* ABOUT THIS TASK
Scan the listing below and copy every line holding "Influenza".

================================

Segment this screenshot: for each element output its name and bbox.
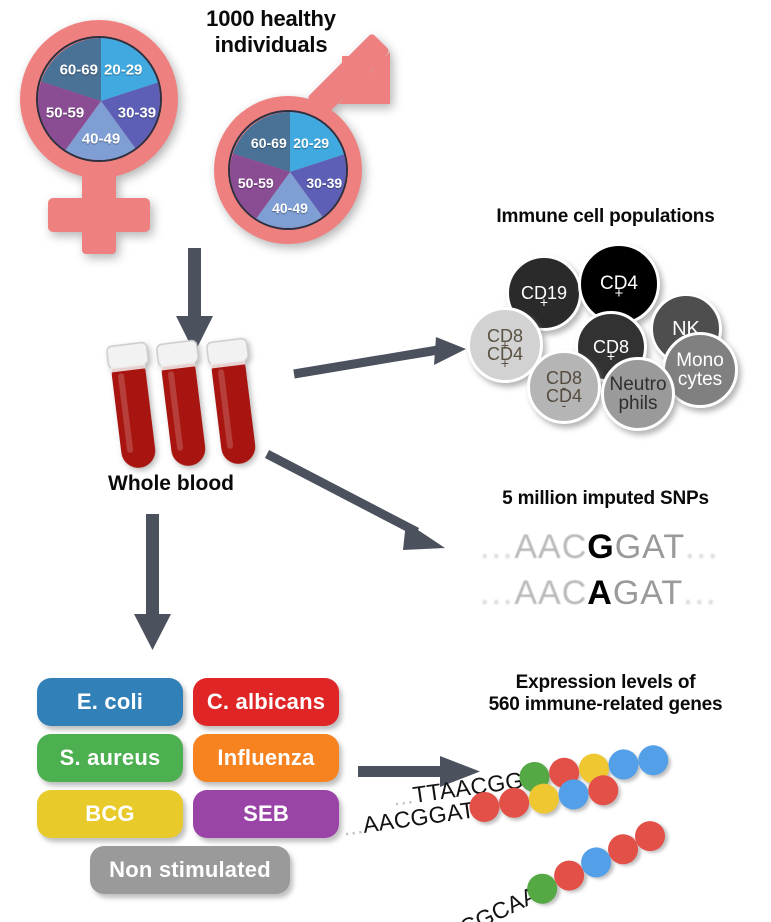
- female-symbol-cross: [48, 198, 150, 232]
- male-gender-symbol: 20-2930-3940-4950-5960-69: [206, 58, 406, 248]
- age-slice-label-30-39: 30-39: [118, 104, 156, 121]
- expression-bead: [549, 856, 589, 896]
- immune-cell-cd4[interactable]: CD4+: [578, 243, 660, 325]
- stimulus-label: SEB: [243, 801, 289, 827]
- immune-cell-nk[interactable]: NK: [650, 293, 722, 365]
- snp-trailing-ellipsis: ...: [685, 528, 719, 566]
- snp-flank-left: AAC: [514, 528, 587, 566]
- snp-variant-allele: G: [587, 528, 614, 566]
- expression-bead: [630, 816, 670, 856]
- snp-trailing-ellipsis: ...: [683, 574, 717, 612]
- strand-sequence: ...CACGCAA: [408, 881, 542, 922]
- immune-cell-cd19[interactable]: CD19+: [506, 255, 582, 331]
- snp-flank-right: GAT: [615, 528, 685, 566]
- stimulus-influenza[interactable]: Influenza: [193, 734, 339, 782]
- immune-cell-cd8-cd4[interactable]: CD8+CD4+: [467, 307, 543, 383]
- stimulus-label: C. albicans: [207, 689, 325, 715]
- blood-tubes-group: [104, 340, 274, 472]
- stimulus-label: Influenza: [217, 745, 314, 771]
- stimulus-e-coli[interactable]: E. coli: [37, 678, 183, 726]
- expression-bead: [467, 790, 501, 824]
- snp-sequence-row: ...AACGGAT...: [480, 528, 719, 567]
- immune-cell-label: NK: [672, 319, 700, 339]
- female-gender-symbol: 20-2930-3940-4950-5960-69: [10, 14, 190, 254]
- title-expression-line1: Expression levels of: [440, 672, 771, 694]
- snp-flank-right: GAT: [613, 574, 683, 612]
- title-individuals-line1: 1000 healthy: [168, 6, 374, 32]
- expression-bead: [586, 773, 620, 807]
- age-slice-label-40-49: 40-49: [272, 200, 308, 216]
- age-pie-chart-female: 20-2930-3940-4950-5960-69: [36, 36, 162, 162]
- title-expression-line2: 560 immune-related genes: [440, 694, 771, 716]
- age-slice-label-20-29: 20-29: [293, 135, 329, 151]
- arrow-stimuli-to-expression: [358, 750, 488, 794]
- strand-leading-ellipsis: ...: [341, 812, 365, 841]
- arrow-blood-to-stimuli: [130, 514, 176, 654]
- immune-cell-label: Neutrophils: [609, 375, 666, 414]
- expression-bead: [603, 829, 643, 869]
- age-pie-chart-male: 20-2930-3940-4950-5960-69: [228, 110, 348, 230]
- figure-canvas: 1000 healthy individuals 20-2930-3940-49…: [0, 0, 771, 922]
- title-immune-cell-populations: Immune cell populations: [440, 206, 771, 228]
- immune-cell-label: CD8-CD4-: [546, 369, 582, 406]
- age-slice-label-50-59: 50-59: [238, 175, 274, 191]
- immune-cell-label: CD8+CD4+: [487, 327, 523, 364]
- snp-flank-left: AAC: [514, 574, 587, 612]
- expression-bead: [636, 743, 670, 777]
- expression-bead: [557, 777, 591, 811]
- age-slice-label-30-39: 30-39: [306, 175, 342, 191]
- title-expression-levels: Expression levels of 560 immune-related …: [440, 672, 771, 717]
- age-slice-label-60-69: 60-69: [60, 62, 98, 79]
- stimulus-s-aureus[interactable]: S. aureus: [37, 734, 183, 782]
- stimulus-seb[interactable]: SEB: [193, 790, 339, 838]
- snp-leading-ellipsis: ...: [480, 528, 514, 566]
- stimulus-non-stimulated[interactable]: Non stimulated: [90, 846, 290, 894]
- stimulus-label: Non stimulated: [109, 857, 271, 883]
- immune-cell-label: CD8+: [593, 338, 629, 356]
- expression-bead: [577, 752, 611, 786]
- strand-bases: AACGGAT: [361, 796, 476, 837]
- immune-cell-label: Monocytes: [676, 351, 724, 390]
- expression-bead: [497, 786, 531, 820]
- expression-bead: [607, 747, 641, 781]
- age-slice-label-60-69: 60-69: [251, 135, 287, 151]
- male-symbol-arrowhead: [336, 50, 406, 120]
- arrow-blood-to-immune-cells: [292, 336, 472, 386]
- age-slice-label-50-59: 50-59: [46, 104, 84, 121]
- immune-cell-cd8[interactable]: CD8+: [575, 311, 647, 383]
- expression-bead: [522, 869, 562, 909]
- age-slice-label-40-49: 40-49: [82, 130, 120, 147]
- immune-cell-neutrophils[interactable]: Neutrophils: [601, 357, 675, 431]
- stimulus-bcg[interactable]: BCG: [37, 790, 183, 838]
- stimulus-c-albicans[interactable]: C. albicans: [193, 678, 339, 726]
- immune-cell-label: CD19+: [521, 284, 567, 302]
- immune-cell-label: CD4+: [600, 274, 638, 293]
- title-imputed-snps: 5 million imputed SNPs: [450, 488, 761, 510]
- strand-bases: CACGCAA: [426, 881, 542, 922]
- snp-variant-allele: A: [587, 574, 613, 612]
- stimulus-label: E. coli: [77, 689, 143, 715]
- stimulus-label: S. aureus: [60, 745, 161, 771]
- whole-blood-label: Whole blood: [86, 472, 256, 496]
- strand-sequence: ...AACGGAT: [341, 796, 476, 841]
- snp-leading-ellipsis: ...: [480, 574, 514, 612]
- arrow-blood-to-snps: [265, 450, 455, 560]
- stimulus-label: BCG: [85, 801, 135, 827]
- age-slice-label-20-29: 20-29: [104, 62, 142, 79]
- expression-bead: [527, 782, 561, 816]
- expression-bead: [547, 756, 581, 790]
- expression-bead: [517, 760, 551, 794]
- snp-sequence-block: ...AACGGAT......AACAGAT...: [480, 528, 750, 618]
- immune-cell-cd8-cd4[interactable]: CD8-CD4-: [527, 350, 601, 424]
- snp-sequence-row: ...AACAGAT...: [480, 574, 718, 613]
- immune-cell-monocytes[interactable]: Monocytes: [662, 332, 738, 408]
- expression-bead: [576, 842, 616, 882]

================================

* ANSWER BELOW
- stimulus-influenza[interactable]: Influenza: [193, 734, 339, 782]
- stimulus-label: Influenza: [217, 745, 314, 771]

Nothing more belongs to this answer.